Exercise brief
How many lines of these entries include the string "true"? State the number alone.

* begin Dataset records *

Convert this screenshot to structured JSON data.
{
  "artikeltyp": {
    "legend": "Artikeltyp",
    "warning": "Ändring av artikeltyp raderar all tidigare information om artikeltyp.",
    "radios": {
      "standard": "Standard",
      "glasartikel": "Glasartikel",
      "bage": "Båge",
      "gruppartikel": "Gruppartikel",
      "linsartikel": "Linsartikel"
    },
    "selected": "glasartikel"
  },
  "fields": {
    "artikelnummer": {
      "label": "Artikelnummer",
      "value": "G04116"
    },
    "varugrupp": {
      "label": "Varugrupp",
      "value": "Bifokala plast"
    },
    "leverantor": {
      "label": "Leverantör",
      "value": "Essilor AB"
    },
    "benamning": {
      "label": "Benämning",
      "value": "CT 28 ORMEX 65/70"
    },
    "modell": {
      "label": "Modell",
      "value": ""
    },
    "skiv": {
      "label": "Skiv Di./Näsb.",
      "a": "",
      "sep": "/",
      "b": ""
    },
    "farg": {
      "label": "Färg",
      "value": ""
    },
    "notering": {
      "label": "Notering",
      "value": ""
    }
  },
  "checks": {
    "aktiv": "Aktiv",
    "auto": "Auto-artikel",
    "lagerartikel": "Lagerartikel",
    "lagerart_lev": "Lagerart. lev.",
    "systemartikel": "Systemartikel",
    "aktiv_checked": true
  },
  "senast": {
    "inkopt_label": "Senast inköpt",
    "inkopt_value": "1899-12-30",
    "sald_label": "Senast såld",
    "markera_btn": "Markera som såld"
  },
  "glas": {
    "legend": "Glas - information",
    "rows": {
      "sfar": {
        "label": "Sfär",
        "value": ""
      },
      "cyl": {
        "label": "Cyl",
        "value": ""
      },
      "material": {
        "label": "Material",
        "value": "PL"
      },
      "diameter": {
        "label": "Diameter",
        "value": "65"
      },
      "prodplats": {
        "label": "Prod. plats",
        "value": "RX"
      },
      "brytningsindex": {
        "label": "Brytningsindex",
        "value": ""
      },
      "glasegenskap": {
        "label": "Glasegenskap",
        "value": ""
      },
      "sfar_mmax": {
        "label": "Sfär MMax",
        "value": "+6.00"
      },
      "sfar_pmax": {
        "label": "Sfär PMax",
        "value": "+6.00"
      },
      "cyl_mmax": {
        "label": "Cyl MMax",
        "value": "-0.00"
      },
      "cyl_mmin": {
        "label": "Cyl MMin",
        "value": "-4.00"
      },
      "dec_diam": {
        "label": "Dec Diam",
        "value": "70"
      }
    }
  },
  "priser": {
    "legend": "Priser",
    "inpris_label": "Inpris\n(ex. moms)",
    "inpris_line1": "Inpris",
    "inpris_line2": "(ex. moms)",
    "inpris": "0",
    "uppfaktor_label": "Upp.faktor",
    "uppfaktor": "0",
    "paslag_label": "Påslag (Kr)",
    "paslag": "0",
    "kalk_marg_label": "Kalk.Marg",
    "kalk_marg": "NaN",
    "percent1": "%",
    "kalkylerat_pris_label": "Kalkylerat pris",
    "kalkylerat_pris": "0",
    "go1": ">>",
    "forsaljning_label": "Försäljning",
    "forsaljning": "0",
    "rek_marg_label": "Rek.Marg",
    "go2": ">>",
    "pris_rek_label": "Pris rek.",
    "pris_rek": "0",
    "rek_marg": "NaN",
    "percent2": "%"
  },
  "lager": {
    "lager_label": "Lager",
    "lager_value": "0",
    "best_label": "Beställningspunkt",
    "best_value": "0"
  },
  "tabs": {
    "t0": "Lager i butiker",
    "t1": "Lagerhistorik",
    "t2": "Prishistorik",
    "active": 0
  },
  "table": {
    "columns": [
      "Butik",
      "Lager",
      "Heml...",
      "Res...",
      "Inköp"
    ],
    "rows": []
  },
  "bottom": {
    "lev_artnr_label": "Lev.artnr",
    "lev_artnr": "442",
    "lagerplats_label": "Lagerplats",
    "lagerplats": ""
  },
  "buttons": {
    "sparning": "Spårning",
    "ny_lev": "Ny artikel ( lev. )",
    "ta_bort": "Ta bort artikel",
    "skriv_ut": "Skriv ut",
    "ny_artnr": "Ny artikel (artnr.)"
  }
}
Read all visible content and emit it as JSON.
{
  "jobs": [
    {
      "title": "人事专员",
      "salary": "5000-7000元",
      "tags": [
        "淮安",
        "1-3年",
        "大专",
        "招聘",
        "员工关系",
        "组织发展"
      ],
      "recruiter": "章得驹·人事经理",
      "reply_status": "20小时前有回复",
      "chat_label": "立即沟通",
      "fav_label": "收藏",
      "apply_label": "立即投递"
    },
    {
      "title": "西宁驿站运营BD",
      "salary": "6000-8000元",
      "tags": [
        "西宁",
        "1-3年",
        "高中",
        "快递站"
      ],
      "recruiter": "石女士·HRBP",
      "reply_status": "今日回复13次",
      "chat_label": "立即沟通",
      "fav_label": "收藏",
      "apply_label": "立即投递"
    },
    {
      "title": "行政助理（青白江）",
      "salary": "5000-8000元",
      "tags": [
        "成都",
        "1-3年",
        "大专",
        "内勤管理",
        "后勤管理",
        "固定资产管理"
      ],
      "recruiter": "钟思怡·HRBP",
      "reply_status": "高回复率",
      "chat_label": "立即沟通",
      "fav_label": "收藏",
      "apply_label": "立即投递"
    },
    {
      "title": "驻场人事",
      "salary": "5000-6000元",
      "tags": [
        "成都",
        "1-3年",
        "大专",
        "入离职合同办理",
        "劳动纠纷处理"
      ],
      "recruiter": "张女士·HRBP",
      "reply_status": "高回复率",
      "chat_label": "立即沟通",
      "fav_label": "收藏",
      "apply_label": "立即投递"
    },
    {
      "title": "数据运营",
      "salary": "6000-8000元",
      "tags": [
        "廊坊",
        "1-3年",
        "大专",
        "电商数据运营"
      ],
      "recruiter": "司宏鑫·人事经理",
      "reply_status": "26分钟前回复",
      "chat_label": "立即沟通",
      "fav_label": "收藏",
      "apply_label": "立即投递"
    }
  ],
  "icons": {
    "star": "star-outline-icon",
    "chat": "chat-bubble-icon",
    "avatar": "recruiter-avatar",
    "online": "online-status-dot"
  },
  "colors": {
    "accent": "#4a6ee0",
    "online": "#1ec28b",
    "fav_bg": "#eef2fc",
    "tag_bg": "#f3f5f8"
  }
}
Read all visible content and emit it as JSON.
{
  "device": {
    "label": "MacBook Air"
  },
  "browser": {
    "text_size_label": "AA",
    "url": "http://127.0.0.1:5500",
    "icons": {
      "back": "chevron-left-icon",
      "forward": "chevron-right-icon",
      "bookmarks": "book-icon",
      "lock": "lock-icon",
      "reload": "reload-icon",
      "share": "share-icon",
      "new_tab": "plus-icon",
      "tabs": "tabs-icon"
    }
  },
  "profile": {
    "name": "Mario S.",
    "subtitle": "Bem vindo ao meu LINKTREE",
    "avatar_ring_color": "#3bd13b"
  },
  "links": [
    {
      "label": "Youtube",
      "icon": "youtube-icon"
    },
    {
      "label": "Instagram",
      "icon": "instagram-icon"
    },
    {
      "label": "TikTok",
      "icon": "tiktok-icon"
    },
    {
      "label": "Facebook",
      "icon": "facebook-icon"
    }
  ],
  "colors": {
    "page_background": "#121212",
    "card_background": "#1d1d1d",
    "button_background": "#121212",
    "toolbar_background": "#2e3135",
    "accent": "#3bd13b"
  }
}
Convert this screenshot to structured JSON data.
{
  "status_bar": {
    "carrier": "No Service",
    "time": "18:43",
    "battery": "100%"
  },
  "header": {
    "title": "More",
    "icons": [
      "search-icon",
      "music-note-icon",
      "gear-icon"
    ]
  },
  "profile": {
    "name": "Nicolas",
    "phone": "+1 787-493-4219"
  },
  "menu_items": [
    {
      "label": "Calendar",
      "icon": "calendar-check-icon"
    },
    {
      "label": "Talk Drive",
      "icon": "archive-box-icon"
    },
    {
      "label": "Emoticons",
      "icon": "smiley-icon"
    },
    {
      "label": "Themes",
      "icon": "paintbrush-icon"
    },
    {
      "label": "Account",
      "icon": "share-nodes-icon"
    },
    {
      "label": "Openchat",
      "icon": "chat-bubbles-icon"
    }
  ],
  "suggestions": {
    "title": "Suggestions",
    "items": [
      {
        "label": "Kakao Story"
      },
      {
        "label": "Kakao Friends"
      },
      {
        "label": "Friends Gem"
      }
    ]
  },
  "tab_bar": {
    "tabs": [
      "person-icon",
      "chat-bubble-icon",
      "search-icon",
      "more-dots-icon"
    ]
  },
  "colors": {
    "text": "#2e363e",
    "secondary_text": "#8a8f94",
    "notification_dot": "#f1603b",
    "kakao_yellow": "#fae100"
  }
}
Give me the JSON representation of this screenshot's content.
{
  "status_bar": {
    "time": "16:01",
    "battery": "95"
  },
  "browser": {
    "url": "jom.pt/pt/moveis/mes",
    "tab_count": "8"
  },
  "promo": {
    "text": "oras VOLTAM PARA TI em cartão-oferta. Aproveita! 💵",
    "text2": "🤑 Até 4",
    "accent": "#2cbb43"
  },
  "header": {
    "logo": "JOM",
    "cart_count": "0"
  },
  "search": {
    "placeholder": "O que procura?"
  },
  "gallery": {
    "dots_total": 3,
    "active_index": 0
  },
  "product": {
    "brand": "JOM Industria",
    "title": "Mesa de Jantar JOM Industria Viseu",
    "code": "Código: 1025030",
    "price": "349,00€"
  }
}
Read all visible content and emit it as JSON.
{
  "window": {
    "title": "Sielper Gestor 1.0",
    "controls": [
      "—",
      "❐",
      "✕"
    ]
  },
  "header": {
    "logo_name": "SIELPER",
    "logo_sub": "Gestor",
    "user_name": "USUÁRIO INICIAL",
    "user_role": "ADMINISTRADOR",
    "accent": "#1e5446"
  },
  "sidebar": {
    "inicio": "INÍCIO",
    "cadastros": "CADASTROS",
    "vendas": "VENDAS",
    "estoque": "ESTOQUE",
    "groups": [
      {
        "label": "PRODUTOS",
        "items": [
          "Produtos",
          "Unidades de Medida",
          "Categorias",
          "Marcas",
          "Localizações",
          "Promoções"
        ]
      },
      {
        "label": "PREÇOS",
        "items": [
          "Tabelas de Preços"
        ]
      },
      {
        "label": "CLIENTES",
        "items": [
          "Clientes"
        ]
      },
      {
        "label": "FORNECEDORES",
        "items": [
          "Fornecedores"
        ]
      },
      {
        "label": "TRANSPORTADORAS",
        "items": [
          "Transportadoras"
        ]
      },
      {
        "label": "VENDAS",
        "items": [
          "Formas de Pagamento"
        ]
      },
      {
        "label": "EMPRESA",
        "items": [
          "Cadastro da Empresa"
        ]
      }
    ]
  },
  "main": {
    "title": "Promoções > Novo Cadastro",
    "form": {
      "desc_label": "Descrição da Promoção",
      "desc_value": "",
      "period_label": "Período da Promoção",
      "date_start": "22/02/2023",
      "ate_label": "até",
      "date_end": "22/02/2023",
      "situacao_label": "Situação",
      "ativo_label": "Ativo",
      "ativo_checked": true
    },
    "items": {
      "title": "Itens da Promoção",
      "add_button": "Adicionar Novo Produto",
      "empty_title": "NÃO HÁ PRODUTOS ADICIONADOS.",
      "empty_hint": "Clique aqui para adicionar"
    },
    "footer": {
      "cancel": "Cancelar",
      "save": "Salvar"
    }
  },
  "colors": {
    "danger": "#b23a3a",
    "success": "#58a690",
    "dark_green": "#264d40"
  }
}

* end Dataset records *

Written reply
2